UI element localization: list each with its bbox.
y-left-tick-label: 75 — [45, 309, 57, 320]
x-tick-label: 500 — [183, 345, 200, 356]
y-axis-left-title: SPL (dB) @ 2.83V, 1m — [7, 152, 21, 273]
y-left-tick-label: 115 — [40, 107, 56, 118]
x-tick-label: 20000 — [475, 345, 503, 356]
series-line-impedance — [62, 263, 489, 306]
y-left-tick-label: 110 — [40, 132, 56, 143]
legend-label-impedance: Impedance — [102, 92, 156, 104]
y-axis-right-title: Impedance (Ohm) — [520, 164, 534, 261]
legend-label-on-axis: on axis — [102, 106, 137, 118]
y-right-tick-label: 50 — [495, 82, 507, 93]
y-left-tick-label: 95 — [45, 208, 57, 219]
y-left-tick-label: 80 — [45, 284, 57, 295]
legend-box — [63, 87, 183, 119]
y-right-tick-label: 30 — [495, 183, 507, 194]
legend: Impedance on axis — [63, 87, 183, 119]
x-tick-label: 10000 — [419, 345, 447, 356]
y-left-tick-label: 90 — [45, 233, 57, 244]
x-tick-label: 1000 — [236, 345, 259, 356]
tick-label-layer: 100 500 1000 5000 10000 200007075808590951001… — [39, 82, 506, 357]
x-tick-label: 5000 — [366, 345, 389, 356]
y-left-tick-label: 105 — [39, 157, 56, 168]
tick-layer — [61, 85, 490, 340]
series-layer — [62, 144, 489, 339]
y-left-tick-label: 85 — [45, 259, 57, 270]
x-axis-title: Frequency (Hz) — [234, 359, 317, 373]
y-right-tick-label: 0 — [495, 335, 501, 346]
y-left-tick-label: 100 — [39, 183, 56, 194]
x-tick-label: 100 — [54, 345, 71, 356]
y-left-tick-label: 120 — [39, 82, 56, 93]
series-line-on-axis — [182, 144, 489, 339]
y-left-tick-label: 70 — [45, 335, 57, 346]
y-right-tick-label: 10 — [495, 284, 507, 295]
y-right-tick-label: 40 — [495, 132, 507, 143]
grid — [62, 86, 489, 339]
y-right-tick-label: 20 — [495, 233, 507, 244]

### Exercise aim
Copy the listing above line for line, with no changes.

### Exercise result
UI element localization: list each with its bbox.
y-left-tick-label: 75 — [45, 309, 57, 320]
x-tick-label: 500 — [183, 345, 200, 356]
y-axis-left-title: SPL (dB) @ 2.83V, 1m — [7, 152, 21, 273]
y-left-tick-label: 115 — [40, 107, 56, 118]
x-tick-label: 20000 — [475, 345, 503, 356]
series-line-impedance — [62, 263, 489, 306]
y-left-tick-label: 110 — [40, 132, 56, 143]
legend-label-impedance: Impedance — [102, 92, 156, 104]
y-axis-right-title: Impedance (Ohm) — [520, 164, 534, 261]
legend-label-on-axis: on axis — [102, 106, 137, 118]
y-right-tick-label: 50 — [495, 82, 507, 93]
y-left-tick-label: 95 — [45, 208, 57, 219]
y-left-tick-label: 80 — [45, 284, 57, 295]
legend-box — [63, 87, 183, 119]
y-right-tick-label: 30 — [495, 183, 507, 194]
legend: Impedance on axis — [63, 87, 183, 119]
x-tick-label: 10000 — [419, 345, 447, 356]
y-left-tick-label: 90 — [45, 233, 57, 244]
x-tick-label: 1000 — [236, 345, 259, 356]
tick-label-layer: 100 500 1000 5000 10000 200007075808590951001… — [39, 82, 506, 357]
x-tick-label: 5000 — [366, 345, 389, 356]
y-left-tick-label: 105 — [39, 157, 56, 168]
tick-layer — [61, 85, 490, 340]
series-layer — [62, 144, 489, 339]
y-left-tick-label: 85 — [45, 259, 57, 270]
x-axis-title: Frequency (Hz) — [234, 359, 317, 373]
y-right-tick-label: 0 — [495, 335, 501, 346]
y-left-tick-label: 100 — [39, 183, 56, 194]
x-tick-label: 100 — [54, 345, 71, 356]
y-left-tick-label: 120 — [39, 82, 56, 93]
series-line-on-axis — [182, 144, 489, 339]
y-left-tick-label: 70 — [45, 335, 57, 346]
y-right-tick-label: 10 — [495, 284, 507, 295]
y-right-tick-label: 40 — [495, 132, 507, 143]
grid — [62, 86, 489, 339]
y-right-tick-label: 20 — [495, 233, 507, 244]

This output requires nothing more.